Pick out each line containing the string "甘肃省兰州市高新区" and copy it.
* Begin *
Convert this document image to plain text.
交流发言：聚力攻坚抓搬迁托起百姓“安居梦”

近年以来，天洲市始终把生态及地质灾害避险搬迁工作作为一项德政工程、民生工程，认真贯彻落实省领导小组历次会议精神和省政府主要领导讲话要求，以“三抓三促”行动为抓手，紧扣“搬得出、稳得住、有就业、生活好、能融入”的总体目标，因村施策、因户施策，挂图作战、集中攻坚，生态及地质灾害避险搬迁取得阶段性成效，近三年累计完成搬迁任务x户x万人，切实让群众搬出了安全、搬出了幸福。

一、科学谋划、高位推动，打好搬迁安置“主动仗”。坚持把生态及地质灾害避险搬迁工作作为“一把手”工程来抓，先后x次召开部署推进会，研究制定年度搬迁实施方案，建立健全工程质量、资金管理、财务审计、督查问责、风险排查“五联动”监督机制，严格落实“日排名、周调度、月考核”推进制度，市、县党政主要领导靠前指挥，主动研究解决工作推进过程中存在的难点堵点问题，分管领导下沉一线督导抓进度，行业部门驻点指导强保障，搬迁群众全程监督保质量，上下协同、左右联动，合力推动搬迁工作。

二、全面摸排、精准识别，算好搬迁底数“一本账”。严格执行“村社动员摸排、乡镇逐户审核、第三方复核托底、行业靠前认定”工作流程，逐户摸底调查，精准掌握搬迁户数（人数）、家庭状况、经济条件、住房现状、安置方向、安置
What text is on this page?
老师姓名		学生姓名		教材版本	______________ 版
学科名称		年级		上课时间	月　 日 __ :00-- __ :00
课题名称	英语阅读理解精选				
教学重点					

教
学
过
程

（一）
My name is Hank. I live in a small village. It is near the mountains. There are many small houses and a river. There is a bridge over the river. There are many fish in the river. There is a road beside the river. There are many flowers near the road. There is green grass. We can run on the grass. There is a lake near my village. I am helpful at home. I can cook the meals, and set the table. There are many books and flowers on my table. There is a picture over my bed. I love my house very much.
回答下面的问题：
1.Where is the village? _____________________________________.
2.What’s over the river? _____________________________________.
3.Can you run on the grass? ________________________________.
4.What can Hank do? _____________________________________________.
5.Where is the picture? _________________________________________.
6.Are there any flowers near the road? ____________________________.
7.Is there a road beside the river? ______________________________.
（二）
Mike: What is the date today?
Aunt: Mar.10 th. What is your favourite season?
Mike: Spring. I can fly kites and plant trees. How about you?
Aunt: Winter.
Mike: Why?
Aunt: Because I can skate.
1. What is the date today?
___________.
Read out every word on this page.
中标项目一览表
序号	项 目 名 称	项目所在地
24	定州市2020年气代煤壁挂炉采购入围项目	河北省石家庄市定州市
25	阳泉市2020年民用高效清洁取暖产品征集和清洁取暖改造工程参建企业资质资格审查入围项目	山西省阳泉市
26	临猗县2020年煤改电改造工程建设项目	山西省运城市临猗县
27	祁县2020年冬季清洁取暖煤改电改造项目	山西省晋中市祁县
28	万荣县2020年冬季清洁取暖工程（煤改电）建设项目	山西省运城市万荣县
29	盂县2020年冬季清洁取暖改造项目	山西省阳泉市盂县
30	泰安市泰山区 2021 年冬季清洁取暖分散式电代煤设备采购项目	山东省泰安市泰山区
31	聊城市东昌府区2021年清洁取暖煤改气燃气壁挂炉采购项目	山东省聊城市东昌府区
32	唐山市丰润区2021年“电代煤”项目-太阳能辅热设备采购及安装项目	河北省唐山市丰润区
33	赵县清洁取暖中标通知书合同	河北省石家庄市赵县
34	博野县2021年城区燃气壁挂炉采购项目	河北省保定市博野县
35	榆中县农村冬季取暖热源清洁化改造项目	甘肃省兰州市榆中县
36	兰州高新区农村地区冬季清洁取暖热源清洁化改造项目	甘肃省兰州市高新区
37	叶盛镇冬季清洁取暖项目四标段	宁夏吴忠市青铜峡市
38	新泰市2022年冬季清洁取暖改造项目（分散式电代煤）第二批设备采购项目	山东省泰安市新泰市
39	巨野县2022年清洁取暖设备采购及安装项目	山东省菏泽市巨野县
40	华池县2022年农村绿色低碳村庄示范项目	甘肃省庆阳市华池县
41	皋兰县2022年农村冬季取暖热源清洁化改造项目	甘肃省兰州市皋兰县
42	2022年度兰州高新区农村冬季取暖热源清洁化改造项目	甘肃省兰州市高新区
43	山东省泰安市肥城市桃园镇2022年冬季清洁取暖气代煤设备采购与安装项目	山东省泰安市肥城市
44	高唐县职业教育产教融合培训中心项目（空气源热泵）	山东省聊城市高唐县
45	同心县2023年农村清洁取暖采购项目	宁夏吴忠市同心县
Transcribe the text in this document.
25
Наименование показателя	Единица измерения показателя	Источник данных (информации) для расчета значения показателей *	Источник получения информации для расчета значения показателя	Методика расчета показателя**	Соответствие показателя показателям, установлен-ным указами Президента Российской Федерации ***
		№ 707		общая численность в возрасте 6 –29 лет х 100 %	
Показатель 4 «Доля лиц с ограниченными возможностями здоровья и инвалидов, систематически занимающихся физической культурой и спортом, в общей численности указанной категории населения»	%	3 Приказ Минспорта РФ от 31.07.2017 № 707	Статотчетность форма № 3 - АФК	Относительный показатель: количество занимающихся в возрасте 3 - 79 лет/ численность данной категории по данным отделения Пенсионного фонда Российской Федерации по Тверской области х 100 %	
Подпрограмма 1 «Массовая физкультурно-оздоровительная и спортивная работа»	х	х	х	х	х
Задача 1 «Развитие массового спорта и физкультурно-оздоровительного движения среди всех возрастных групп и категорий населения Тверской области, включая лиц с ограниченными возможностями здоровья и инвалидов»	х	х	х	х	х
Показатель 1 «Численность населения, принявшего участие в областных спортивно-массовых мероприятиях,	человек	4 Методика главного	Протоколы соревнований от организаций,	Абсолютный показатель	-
* End *
- [Result of this exercise]
36	兰州高新区农村地区冬季清洁取暖热源清洁化改造项目	甘肃省兰州市高新区
42	2022年度兰州高新区农村冬季取暖热源清洁化改造项目	甘肃省兰州市高新区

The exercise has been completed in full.